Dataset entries

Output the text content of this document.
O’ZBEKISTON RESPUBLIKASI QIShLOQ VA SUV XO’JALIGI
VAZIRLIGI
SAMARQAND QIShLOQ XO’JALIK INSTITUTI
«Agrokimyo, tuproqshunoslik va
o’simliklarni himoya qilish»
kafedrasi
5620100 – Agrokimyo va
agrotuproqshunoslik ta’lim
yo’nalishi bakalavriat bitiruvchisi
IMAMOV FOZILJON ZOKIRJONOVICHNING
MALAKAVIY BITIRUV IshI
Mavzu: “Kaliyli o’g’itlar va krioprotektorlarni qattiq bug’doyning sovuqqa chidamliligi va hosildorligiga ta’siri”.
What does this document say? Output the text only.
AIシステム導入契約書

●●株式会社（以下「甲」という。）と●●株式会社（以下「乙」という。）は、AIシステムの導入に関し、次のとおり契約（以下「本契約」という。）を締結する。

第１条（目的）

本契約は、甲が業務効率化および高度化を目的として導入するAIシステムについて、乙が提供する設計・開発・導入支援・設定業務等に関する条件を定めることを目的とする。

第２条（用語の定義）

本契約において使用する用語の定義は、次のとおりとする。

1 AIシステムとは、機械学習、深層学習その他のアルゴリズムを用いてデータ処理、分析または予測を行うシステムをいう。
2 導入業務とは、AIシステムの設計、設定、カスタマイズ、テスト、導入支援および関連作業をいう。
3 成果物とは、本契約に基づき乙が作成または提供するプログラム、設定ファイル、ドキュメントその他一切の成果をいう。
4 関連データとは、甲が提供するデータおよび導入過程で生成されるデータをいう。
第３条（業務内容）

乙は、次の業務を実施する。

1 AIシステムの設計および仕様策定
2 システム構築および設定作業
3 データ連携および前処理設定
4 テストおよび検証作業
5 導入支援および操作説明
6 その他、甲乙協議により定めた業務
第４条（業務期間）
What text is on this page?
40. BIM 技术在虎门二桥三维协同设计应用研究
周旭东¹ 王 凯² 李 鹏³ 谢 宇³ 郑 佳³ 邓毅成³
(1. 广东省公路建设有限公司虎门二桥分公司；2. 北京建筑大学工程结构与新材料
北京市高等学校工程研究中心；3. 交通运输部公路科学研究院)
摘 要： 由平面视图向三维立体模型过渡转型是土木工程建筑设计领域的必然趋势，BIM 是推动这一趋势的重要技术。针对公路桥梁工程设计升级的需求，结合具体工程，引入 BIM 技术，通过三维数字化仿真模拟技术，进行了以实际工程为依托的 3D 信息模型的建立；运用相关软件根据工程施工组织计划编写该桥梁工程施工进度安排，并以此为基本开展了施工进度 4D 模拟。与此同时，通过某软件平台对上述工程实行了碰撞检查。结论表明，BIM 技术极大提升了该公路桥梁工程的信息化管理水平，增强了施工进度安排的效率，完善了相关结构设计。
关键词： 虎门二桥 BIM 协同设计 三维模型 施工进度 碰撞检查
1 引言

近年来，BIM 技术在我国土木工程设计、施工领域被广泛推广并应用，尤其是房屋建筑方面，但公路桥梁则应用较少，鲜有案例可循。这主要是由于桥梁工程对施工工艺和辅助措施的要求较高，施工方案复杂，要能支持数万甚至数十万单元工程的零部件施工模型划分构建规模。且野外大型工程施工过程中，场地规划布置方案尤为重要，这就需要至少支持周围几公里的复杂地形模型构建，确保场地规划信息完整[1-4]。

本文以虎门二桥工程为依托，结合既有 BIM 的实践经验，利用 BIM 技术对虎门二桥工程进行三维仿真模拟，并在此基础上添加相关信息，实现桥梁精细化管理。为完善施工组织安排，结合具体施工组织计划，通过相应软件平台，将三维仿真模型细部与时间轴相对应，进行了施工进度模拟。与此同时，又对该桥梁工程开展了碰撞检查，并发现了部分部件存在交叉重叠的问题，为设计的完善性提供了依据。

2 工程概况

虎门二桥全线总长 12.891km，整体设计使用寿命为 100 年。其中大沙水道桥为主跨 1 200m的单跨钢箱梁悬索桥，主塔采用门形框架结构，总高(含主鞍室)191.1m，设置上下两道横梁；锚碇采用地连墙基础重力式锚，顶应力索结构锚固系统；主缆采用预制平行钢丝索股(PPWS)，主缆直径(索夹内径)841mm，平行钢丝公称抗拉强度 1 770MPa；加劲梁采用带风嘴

= Work to be completed =
Pull out all lines from the entries above that include the word "text".

= Written solution =
Output the text content of this document.
What does this document say? Output the text only.
What text is on this page?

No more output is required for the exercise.